-- START OF INPUT MATERIAL --

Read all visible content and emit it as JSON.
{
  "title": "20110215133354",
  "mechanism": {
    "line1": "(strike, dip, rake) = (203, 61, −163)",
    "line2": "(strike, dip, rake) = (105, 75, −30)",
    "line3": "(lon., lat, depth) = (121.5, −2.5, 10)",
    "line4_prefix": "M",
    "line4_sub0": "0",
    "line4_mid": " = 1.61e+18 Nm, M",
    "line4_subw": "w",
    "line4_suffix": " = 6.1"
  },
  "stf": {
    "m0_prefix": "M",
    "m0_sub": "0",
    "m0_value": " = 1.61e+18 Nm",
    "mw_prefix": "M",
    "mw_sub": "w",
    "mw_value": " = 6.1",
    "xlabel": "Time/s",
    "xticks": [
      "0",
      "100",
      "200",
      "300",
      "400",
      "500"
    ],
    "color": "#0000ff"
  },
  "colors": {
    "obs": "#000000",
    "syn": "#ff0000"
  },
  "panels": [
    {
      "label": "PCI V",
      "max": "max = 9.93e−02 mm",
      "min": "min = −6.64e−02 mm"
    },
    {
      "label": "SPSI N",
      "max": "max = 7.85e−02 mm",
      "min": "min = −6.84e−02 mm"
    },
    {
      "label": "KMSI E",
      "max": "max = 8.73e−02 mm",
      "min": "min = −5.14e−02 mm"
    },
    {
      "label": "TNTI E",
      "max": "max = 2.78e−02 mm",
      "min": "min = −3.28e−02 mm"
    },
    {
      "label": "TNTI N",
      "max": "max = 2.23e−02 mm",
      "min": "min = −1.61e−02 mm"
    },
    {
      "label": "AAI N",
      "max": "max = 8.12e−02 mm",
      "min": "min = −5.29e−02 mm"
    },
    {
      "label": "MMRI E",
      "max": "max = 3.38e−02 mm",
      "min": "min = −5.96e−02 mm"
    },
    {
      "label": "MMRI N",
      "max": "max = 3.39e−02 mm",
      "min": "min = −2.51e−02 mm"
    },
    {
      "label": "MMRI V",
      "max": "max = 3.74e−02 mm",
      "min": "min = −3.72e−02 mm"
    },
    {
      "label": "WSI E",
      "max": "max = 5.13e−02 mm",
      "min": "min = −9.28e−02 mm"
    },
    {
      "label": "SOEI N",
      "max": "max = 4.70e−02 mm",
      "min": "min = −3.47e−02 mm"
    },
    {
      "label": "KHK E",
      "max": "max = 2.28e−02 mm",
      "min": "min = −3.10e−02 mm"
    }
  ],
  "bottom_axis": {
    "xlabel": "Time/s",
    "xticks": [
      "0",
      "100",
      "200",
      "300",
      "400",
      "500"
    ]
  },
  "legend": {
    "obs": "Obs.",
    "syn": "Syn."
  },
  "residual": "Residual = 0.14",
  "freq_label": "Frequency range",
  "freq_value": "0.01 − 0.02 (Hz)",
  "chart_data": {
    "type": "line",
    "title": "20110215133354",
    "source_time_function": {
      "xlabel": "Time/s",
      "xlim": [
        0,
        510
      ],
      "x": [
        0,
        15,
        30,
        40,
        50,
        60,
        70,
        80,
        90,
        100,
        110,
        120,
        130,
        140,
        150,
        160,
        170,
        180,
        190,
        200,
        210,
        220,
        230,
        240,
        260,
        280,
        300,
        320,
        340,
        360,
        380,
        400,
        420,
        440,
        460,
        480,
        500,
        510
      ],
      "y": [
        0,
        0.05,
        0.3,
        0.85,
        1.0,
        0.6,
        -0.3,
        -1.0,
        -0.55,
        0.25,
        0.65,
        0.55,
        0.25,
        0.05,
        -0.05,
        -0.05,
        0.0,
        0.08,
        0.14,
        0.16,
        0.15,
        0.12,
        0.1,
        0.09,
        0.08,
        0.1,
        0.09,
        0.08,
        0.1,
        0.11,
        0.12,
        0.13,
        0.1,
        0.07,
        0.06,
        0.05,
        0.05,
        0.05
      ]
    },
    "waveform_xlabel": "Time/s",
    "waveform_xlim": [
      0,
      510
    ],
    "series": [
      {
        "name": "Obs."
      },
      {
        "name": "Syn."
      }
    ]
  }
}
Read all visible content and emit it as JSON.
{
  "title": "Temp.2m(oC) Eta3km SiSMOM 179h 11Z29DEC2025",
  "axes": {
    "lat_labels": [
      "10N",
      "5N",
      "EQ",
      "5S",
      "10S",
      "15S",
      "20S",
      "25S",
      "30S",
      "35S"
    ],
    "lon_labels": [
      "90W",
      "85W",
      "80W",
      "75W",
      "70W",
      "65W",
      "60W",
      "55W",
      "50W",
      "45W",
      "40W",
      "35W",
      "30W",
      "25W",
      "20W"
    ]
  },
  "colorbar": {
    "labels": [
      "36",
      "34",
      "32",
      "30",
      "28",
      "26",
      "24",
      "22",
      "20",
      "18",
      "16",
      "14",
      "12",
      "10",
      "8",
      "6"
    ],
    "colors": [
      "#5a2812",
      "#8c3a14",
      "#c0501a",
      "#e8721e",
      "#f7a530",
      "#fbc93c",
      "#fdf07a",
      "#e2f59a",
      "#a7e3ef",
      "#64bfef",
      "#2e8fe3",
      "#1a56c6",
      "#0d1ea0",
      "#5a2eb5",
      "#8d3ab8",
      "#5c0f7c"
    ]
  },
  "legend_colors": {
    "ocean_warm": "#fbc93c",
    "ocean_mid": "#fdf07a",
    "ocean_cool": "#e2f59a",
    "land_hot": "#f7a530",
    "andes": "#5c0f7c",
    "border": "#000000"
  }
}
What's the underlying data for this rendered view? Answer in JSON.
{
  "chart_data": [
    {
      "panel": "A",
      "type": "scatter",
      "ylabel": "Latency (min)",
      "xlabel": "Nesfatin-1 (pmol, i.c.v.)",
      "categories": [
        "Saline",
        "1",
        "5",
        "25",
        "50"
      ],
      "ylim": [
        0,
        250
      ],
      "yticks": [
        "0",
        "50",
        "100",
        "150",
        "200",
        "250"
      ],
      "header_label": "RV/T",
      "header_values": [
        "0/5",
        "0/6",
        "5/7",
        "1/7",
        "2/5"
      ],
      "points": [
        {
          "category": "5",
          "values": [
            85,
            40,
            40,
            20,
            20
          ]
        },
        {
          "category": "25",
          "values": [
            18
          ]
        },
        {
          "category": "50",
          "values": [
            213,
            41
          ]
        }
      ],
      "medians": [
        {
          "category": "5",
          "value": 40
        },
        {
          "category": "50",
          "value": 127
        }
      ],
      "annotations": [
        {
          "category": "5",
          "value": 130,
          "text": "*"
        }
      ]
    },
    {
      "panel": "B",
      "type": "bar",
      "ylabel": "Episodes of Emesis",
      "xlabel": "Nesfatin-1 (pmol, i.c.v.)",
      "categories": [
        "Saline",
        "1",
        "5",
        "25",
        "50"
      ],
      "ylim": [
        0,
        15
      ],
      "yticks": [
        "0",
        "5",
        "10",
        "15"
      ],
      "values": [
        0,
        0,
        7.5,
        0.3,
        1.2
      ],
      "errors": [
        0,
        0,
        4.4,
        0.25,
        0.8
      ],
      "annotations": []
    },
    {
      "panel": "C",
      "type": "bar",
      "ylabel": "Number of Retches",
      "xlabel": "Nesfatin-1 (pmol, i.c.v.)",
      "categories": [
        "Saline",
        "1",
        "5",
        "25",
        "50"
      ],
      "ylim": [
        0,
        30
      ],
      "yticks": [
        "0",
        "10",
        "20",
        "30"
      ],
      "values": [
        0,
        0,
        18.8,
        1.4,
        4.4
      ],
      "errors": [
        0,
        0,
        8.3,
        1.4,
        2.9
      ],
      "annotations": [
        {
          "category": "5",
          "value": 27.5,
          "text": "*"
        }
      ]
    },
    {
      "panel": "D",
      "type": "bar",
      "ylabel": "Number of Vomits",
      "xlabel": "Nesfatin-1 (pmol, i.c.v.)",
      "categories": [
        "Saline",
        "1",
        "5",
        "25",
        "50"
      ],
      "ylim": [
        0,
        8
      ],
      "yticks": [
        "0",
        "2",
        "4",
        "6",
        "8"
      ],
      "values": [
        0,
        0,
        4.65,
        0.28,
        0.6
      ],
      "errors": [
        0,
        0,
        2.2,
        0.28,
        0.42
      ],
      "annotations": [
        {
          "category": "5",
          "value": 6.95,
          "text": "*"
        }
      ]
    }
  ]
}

-- END OF INPUT MATERIAL --

▶ [TASK DESCRIPTION]:
Pull every line containing "rake" out of the records.

▶ [PROBLEM SOLUTION]:
    "line1": "(strike, dip, rake) = (203, 61, −163)",
    "line2": "(strike, dip, rake) = (105, 75, −30)",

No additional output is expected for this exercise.